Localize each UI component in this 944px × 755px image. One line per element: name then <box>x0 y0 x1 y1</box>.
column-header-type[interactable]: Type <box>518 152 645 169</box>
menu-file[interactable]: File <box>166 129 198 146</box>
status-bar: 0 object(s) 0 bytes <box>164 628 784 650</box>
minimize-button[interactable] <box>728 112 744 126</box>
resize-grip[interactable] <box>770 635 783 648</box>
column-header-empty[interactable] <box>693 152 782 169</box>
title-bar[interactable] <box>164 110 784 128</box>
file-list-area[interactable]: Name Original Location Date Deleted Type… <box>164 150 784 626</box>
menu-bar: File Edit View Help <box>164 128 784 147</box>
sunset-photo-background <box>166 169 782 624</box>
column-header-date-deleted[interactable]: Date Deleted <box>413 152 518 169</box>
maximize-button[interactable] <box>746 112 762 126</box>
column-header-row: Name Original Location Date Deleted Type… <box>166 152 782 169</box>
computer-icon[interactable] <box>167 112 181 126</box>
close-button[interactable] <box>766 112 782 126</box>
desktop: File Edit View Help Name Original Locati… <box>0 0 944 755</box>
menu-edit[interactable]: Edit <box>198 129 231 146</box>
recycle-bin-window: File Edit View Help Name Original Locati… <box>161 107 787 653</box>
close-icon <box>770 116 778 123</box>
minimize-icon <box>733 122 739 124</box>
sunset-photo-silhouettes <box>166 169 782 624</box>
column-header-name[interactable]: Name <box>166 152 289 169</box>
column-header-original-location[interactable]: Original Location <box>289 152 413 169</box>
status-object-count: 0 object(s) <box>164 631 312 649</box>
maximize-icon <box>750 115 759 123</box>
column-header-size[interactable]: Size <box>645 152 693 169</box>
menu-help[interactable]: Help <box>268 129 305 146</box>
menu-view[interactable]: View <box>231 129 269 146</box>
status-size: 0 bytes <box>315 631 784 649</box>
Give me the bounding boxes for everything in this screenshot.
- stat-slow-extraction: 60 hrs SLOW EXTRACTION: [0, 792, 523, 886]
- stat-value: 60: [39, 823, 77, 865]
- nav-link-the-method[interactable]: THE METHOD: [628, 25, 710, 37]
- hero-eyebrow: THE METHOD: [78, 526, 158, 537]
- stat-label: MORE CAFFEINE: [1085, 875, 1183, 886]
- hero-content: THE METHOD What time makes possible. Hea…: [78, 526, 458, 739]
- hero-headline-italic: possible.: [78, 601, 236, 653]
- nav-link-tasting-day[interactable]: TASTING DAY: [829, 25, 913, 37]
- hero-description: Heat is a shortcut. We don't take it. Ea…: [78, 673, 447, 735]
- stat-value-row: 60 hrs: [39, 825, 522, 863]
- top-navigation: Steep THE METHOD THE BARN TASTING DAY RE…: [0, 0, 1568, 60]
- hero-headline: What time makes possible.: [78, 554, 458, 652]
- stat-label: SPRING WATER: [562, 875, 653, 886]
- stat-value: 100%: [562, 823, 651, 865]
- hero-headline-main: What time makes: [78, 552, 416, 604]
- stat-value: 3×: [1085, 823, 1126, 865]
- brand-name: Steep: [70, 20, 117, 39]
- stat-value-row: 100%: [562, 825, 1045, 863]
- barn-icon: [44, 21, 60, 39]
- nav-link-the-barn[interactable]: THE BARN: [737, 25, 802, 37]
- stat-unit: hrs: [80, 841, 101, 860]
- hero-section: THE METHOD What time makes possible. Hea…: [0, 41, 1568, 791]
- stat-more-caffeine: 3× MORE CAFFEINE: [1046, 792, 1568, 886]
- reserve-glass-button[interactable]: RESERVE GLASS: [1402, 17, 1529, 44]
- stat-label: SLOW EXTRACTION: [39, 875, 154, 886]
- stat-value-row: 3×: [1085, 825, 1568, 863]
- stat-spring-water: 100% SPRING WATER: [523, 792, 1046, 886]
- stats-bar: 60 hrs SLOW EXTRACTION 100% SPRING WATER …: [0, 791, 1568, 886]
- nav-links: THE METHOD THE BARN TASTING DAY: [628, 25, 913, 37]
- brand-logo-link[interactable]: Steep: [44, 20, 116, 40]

══════════════════════════════

Transcribe the listing above in full, reproducing every line without alteration.

Localize each UI component in this 944px × 755px image. One line per element: name then <box>x0 y0 x1 y1</box>.
column-header-type[interactable]: Type <box>518 152 645 169</box>
menu-file[interactable]: File <box>166 129 198 146</box>
status-bar: 0 object(s) 0 bytes <box>164 628 784 650</box>
minimize-button[interactable] <box>728 112 744 126</box>
resize-grip[interactable] <box>770 635 783 648</box>
column-header-empty[interactable] <box>693 152 782 169</box>
title-bar[interactable] <box>164 110 784 128</box>
file-list-area[interactable]: Name Original Location Date Deleted Type… <box>164 150 784 626</box>
menu-bar: File Edit View Help <box>164 128 784 147</box>
sunset-photo-background <box>166 169 782 624</box>
column-header-date-deleted[interactable]: Date Deleted <box>413 152 518 169</box>
maximize-button[interactable] <box>746 112 762 126</box>
column-header-row: Name Original Location Date Deleted Type… <box>166 152 782 169</box>
computer-icon[interactable] <box>167 112 181 126</box>
close-button[interactable] <box>766 112 782 126</box>
desktop: File Edit View Help Name Original Locati… <box>0 0 944 755</box>
menu-edit[interactable]: Edit <box>198 129 231 146</box>
recycle-bin-window: File Edit View Help Name Original Locati… <box>161 107 787 653</box>
close-icon <box>770 116 778 123</box>
minimize-icon <box>733 122 739 124</box>
sunset-photo-silhouettes <box>166 169 782 624</box>
column-header-name[interactable]: Name <box>166 152 289 169</box>
column-header-original-location[interactable]: Original Location <box>289 152 413 169</box>
status-object-count: 0 object(s) <box>164 631 312 649</box>
maximize-icon <box>750 115 759 123</box>
column-header-size[interactable]: Size <box>645 152 693 169</box>
menu-help[interactable]: Help <box>268 129 305 146</box>
menu-view[interactable]: View <box>231 129 269 146</box>
status-size: 0 bytes <box>315 631 784 649</box>
Give me the bounding boxes for everything in this screenshot.
- stat-slow-extraction: 60 hrs SLOW EXTRACTION: [0, 792, 523, 886]
- stat-value: 60: [39, 823, 77, 865]
- nav-link-the-method[interactable]: THE METHOD: [628, 25, 710, 37]
- hero-eyebrow: THE METHOD: [78, 526, 158, 537]
- stat-label: MORE CAFFEINE: [1085, 875, 1183, 886]
- hero-content: THE METHOD What time makes possible. Hea…: [78, 526, 458, 739]
- hero-headline-italic: possible.: [78, 601, 236, 653]
- nav-link-tasting-day[interactable]: TASTING DAY: [829, 25, 913, 37]
- hero-description: Heat is a shortcut. We don't take it. Ea…: [78, 673, 447, 735]
- stat-value-row: 60 hrs: [39, 825, 522, 863]
- top-navigation: Steep THE METHOD THE BARN TASTING DAY RE…: [0, 0, 1568, 60]
- hero-headline: What time makes possible.: [78, 554, 458, 652]
- stat-label: SPRING WATER: [562, 875, 653, 886]
- stat-value: 100%: [562, 823, 651, 865]
- hero-headline-main: What time makes: [78, 552, 416, 604]
- stat-value: 3×: [1085, 823, 1126, 865]
- brand-name: Steep: [70, 20, 117, 39]
- stat-value-row: 100%: [562, 825, 1045, 863]
- barn-icon: [44, 21, 60, 39]
- nav-link-the-barn[interactable]: THE BARN: [737, 25, 802, 37]
- stat-unit: hrs: [80, 841, 101, 860]
- hero-section: THE METHOD What time makes possible. Hea…: [0, 41, 1568, 791]
- stat-more-caffeine: 3× MORE CAFFEINE: [1046, 792, 1568, 886]
- reserve-glass-button[interactable]: RESERVE GLASS: [1402, 17, 1529, 44]
- stat-label: SLOW EXTRACTION: [39, 875, 154, 886]
- stat-value-row: 3×: [1085, 825, 1568, 863]
- stat-spring-water: 100% SPRING WATER: [523, 792, 1046, 886]
- stats-bar: 60 hrs SLOW EXTRACTION 100% SPRING WATER …: [0, 791, 1568, 886]
- nav-links: THE METHOD THE BARN TASTING DAY: [628, 25, 913, 37]
- brand-logo-link[interactable]: Steep: [44, 20, 116, 40]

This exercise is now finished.